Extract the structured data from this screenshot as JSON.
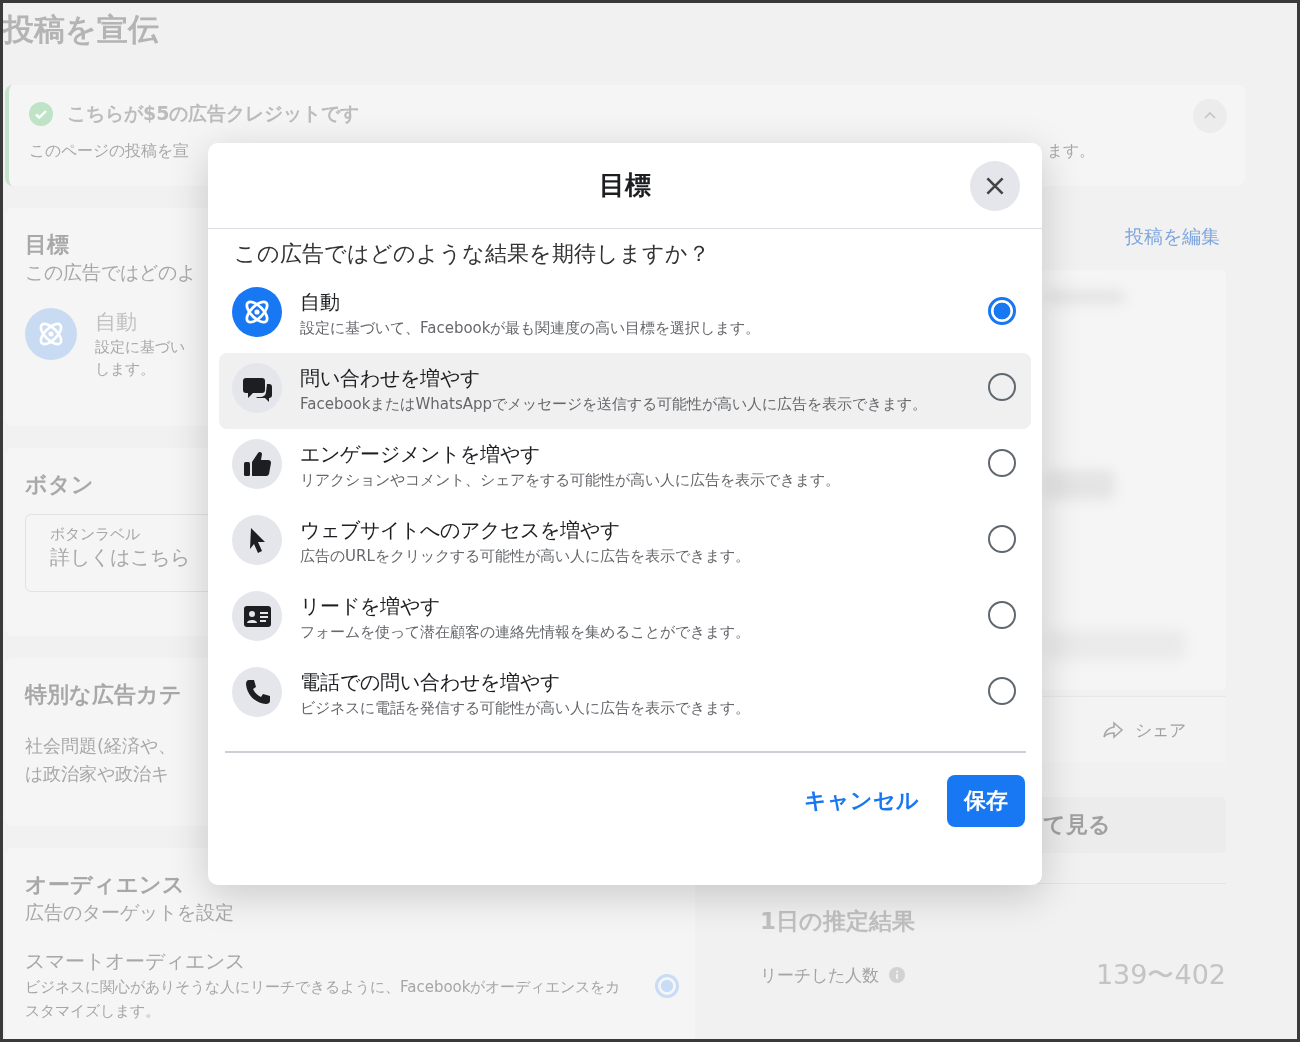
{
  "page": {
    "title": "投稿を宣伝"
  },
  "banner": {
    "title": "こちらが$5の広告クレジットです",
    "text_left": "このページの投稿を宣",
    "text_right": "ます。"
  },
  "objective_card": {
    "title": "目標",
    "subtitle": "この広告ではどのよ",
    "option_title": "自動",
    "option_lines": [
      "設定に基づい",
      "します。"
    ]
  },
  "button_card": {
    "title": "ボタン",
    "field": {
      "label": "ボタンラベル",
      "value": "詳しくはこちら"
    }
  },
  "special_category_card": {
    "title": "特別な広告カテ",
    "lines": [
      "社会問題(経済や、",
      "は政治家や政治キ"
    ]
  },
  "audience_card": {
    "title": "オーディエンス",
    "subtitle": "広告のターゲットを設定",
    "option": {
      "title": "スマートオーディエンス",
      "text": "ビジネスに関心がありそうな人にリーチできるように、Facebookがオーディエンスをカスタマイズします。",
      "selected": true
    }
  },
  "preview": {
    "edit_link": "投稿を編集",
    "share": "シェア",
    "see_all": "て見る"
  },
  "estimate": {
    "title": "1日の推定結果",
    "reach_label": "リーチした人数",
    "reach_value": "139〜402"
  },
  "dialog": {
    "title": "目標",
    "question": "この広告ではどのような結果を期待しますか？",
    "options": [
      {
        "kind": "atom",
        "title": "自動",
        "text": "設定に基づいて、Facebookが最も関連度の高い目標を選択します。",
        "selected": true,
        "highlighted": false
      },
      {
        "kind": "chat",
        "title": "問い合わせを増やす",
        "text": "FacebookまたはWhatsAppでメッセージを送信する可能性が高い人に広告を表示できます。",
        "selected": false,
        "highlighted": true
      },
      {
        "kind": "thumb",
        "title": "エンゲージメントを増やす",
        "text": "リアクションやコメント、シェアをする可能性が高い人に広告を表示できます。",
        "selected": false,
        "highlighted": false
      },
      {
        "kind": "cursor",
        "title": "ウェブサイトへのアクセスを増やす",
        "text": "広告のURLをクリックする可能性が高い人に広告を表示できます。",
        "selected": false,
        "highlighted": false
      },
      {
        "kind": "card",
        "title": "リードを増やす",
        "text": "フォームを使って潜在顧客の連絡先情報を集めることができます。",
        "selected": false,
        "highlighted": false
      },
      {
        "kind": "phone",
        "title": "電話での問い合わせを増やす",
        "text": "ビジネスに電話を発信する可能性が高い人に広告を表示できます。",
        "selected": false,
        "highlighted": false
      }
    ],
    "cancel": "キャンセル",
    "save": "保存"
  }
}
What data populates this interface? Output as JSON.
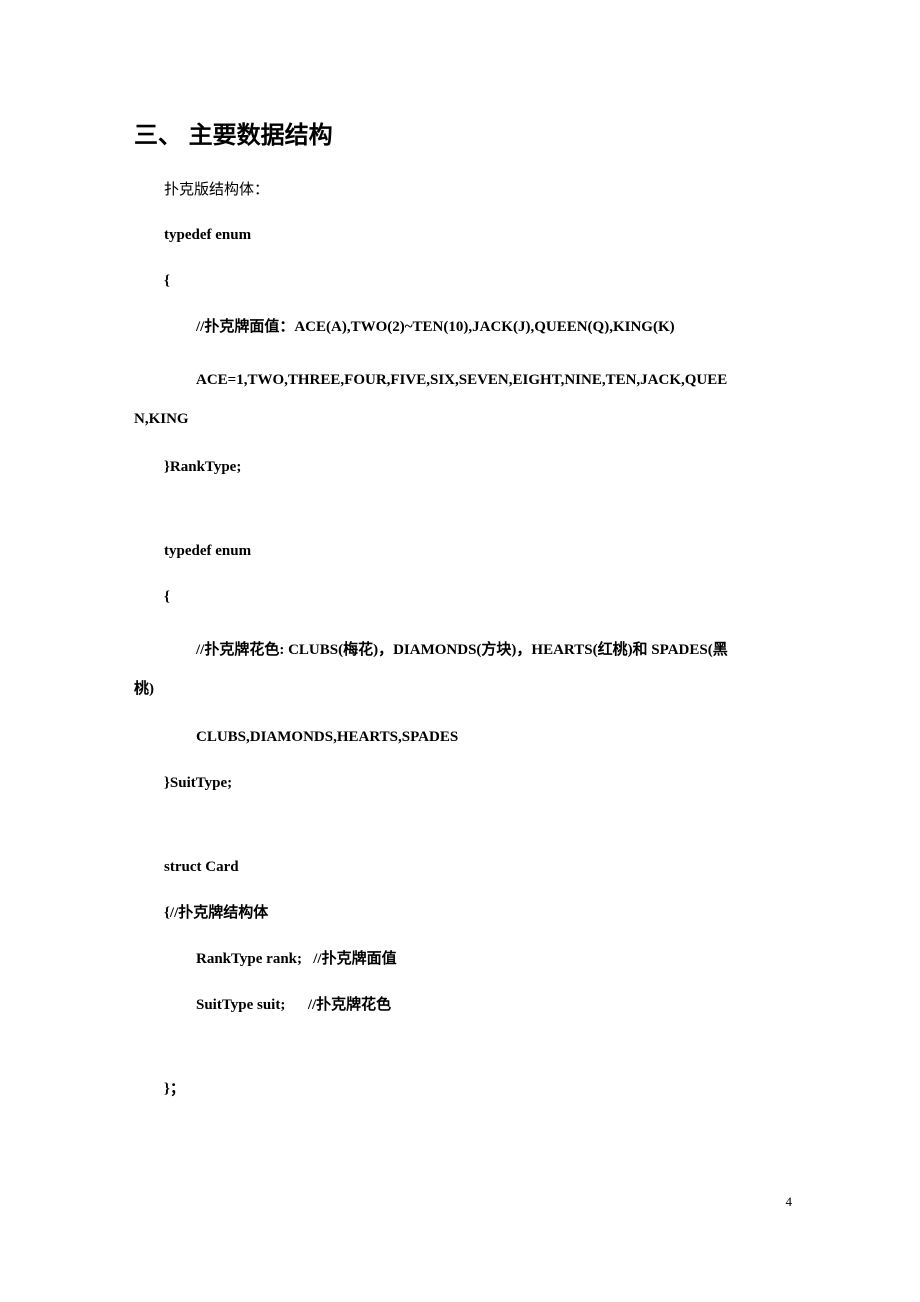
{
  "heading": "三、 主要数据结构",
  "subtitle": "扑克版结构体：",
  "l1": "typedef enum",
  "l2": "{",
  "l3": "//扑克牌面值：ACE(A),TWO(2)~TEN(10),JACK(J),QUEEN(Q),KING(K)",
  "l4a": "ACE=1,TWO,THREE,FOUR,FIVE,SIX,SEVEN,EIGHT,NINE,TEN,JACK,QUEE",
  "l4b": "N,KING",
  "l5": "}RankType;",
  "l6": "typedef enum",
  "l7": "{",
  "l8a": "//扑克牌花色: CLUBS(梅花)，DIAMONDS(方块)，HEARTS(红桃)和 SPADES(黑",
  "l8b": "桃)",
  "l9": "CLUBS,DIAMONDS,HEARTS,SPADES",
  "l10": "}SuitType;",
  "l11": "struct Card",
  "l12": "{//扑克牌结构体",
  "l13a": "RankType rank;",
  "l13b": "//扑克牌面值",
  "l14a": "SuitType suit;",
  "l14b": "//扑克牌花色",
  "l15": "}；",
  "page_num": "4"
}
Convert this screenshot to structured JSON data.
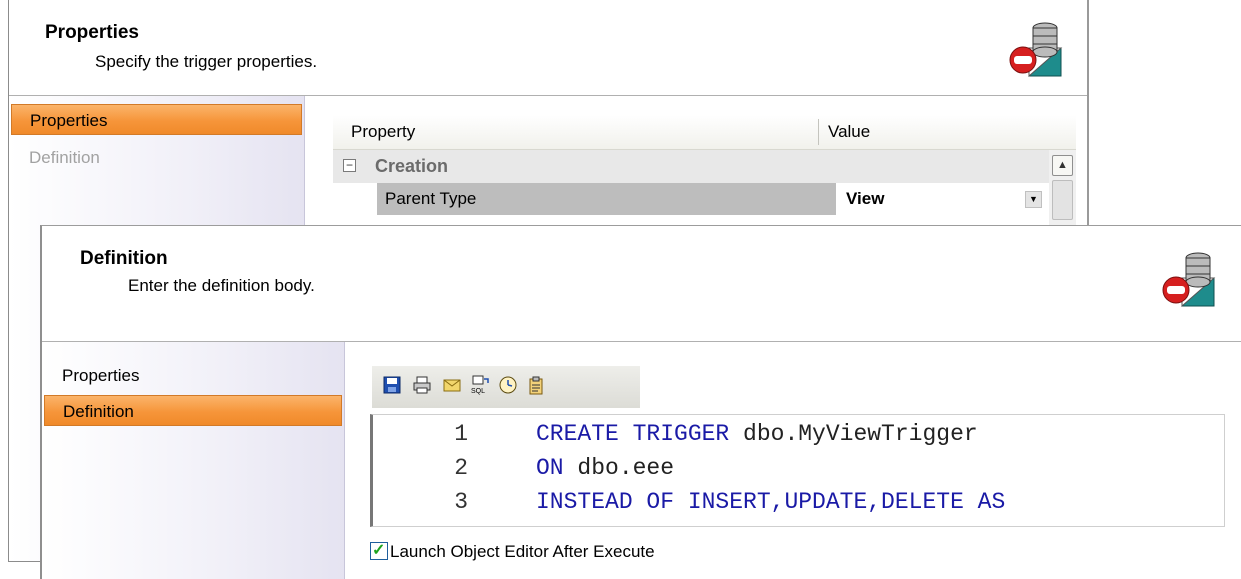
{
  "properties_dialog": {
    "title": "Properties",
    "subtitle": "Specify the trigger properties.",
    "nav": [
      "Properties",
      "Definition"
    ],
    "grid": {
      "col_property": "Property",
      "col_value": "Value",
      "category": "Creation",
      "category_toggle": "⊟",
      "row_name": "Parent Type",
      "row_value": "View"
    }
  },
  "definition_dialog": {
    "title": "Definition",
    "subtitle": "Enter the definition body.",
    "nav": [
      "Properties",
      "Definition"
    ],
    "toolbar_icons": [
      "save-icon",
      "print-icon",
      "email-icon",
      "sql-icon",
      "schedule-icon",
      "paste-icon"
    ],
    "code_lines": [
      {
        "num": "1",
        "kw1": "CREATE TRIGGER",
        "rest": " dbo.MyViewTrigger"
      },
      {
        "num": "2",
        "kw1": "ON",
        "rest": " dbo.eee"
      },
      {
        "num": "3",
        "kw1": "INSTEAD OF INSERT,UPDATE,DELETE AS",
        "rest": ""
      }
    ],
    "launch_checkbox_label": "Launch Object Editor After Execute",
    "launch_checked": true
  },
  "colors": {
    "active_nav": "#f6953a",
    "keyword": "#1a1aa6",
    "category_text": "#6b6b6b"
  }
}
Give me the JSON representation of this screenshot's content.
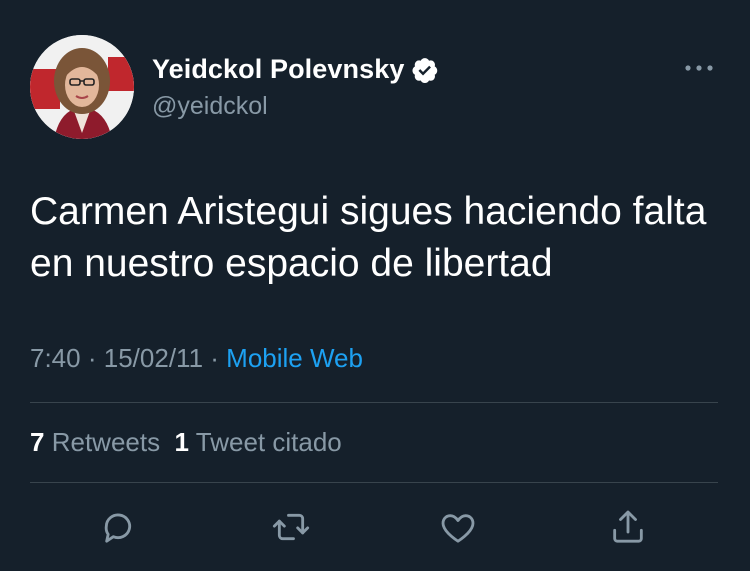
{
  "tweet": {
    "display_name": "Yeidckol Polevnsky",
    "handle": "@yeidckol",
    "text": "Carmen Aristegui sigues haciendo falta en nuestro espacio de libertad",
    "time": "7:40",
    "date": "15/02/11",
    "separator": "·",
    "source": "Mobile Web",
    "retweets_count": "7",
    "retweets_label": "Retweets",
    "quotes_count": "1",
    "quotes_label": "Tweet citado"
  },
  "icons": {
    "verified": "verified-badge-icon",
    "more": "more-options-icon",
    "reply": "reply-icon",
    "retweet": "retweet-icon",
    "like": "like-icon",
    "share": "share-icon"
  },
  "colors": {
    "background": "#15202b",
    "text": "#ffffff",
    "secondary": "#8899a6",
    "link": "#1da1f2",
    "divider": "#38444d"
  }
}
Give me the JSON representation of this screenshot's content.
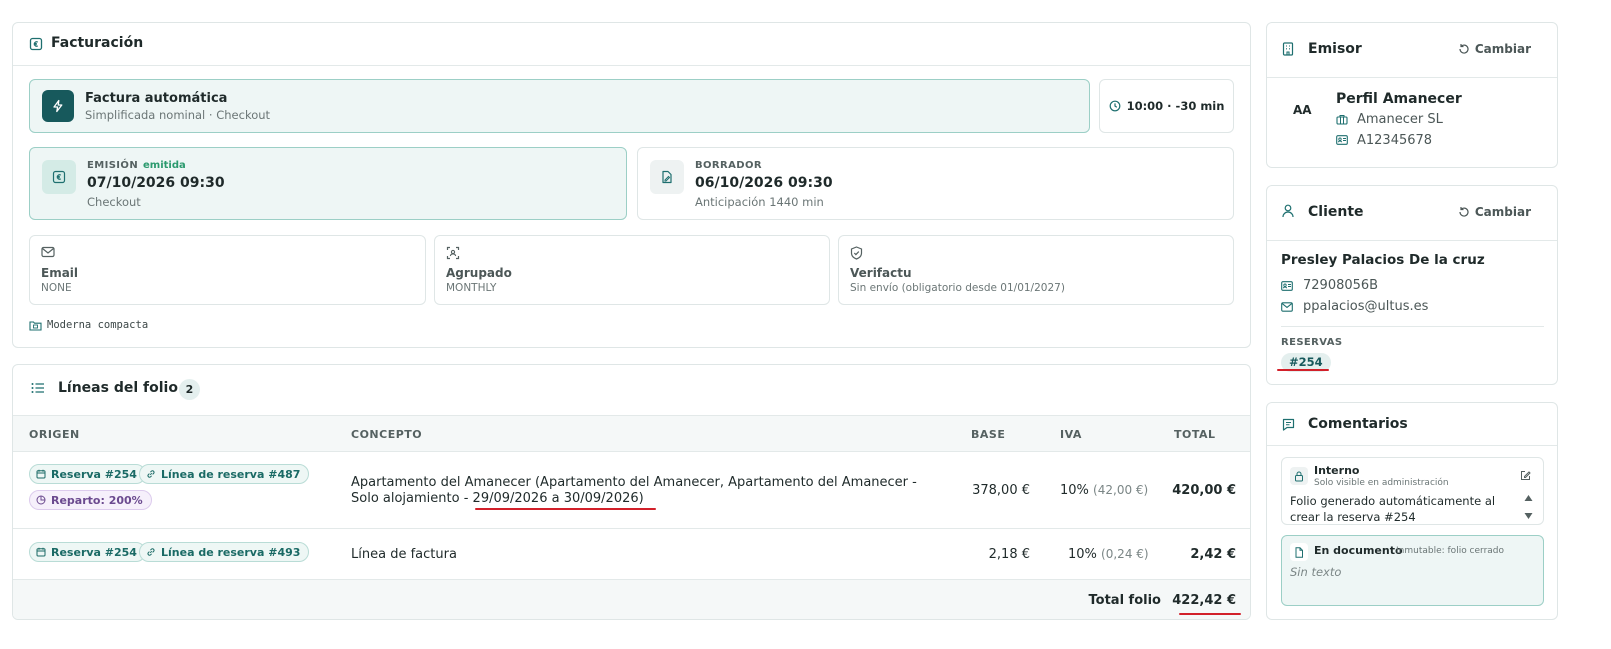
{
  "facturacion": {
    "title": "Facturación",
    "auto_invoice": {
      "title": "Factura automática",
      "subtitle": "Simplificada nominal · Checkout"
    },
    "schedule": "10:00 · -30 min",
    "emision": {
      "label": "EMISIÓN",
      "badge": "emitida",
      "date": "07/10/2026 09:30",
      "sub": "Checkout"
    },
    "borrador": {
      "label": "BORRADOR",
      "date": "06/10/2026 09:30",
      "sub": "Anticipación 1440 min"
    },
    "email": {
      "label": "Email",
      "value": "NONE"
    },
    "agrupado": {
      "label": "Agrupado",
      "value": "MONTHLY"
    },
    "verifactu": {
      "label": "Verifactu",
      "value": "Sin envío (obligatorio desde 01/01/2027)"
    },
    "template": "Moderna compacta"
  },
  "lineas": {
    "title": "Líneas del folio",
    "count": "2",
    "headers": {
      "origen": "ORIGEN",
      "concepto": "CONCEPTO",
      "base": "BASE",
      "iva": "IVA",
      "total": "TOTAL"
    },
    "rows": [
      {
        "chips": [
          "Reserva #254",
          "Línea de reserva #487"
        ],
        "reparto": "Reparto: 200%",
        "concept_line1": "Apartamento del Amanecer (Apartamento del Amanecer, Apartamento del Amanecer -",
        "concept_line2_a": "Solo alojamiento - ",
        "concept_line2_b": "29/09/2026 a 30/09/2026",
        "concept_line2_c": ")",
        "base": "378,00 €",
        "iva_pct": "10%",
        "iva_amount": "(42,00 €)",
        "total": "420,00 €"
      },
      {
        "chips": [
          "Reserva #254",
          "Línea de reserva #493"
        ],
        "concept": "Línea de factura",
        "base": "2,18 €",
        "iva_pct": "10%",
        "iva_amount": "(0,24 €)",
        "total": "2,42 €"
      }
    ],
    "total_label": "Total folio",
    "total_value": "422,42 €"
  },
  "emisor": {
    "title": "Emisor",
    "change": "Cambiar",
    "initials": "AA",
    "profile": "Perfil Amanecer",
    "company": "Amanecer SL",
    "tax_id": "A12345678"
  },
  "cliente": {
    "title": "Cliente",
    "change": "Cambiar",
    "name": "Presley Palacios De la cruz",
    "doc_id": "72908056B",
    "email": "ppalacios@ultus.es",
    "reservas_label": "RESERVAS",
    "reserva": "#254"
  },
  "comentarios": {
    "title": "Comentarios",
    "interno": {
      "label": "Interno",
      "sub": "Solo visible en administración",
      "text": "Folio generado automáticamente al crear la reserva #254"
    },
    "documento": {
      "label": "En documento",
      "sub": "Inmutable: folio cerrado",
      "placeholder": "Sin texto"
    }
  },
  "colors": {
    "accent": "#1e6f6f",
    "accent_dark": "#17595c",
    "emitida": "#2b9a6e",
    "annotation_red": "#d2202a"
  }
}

=-=-=

→ CHALLENGE: Determine the number of lines in the listing that hold the word "rest", and supply that number and nothing further.

→ EXERCISE RESPONSE: 3